━━━ INPUT
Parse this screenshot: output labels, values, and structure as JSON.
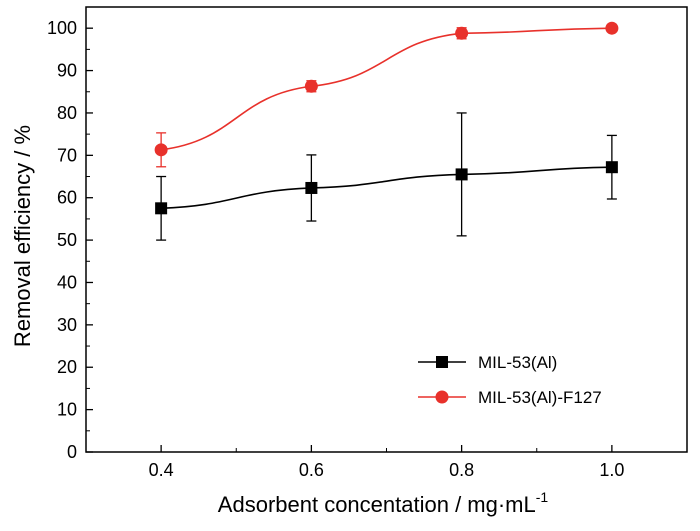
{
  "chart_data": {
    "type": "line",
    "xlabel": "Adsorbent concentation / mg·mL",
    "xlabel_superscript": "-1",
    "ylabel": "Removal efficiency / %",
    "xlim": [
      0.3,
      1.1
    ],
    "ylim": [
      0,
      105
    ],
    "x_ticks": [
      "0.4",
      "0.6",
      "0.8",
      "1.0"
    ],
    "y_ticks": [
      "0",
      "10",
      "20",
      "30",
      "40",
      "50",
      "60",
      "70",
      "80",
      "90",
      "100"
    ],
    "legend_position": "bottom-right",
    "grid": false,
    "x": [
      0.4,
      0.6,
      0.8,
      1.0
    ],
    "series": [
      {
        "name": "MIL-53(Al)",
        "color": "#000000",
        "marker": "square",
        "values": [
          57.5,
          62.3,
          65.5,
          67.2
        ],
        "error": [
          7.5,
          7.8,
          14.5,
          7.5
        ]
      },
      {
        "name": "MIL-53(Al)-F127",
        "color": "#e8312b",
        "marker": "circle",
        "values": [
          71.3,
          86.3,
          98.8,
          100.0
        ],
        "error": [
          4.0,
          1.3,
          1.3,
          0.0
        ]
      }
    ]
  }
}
━━━━━━
Set each line of the records down exactly, leaving every picture out.

RESPONSE TO THE TASK
Parse this screenshot: output labels, values, and structure as JSON.
{
  "chart_data": {
    "type": "line",
    "xlabel": "Adsorbent concentation / mg·mL",
    "xlabel_superscript": "-1",
    "ylabel": "Removal efficiency / %",
    "xlim": [
      0.3,
      1.1
    ],
    "ylim": [
      0,
      105
    ],
    "x_ticks": [
      "0.4",
      "0.6",
      "0.8",
      "1.0"
    ],
    "y_ticks": [
      "0",
      "10",
      "20",
      "30",
      "40",
      "50",
      "60",
      "70",
      "80",
      "90",
      "100"
    ],
    "legend_position": "bottom-right",
    "grid": false,
    "x": [
      0.4,
      0.6,
      0.8,
      1.0
    ],
    "series": [
      {
        "name": "MIL-53(Al)",
        "color": "#000000",
        "marker": "square",
        "values": [
          57.5,
          62.3,
          65.5,
          67.2
        ],
        "error": [
          7.5,
          7.8,
          14.5,
          7.5
        ]
      },
      {
        "name": "MIL-53(Al)-F127",
        "color": "#e8312b",
        "marker": "circle",
        "values": [
          71.3,
          86.3,
          98.8,
          100.0
        ],
        "error": [
          4.0,
          1.3,
          1.3,
          0.0
        ]
      }
    ]
  }
}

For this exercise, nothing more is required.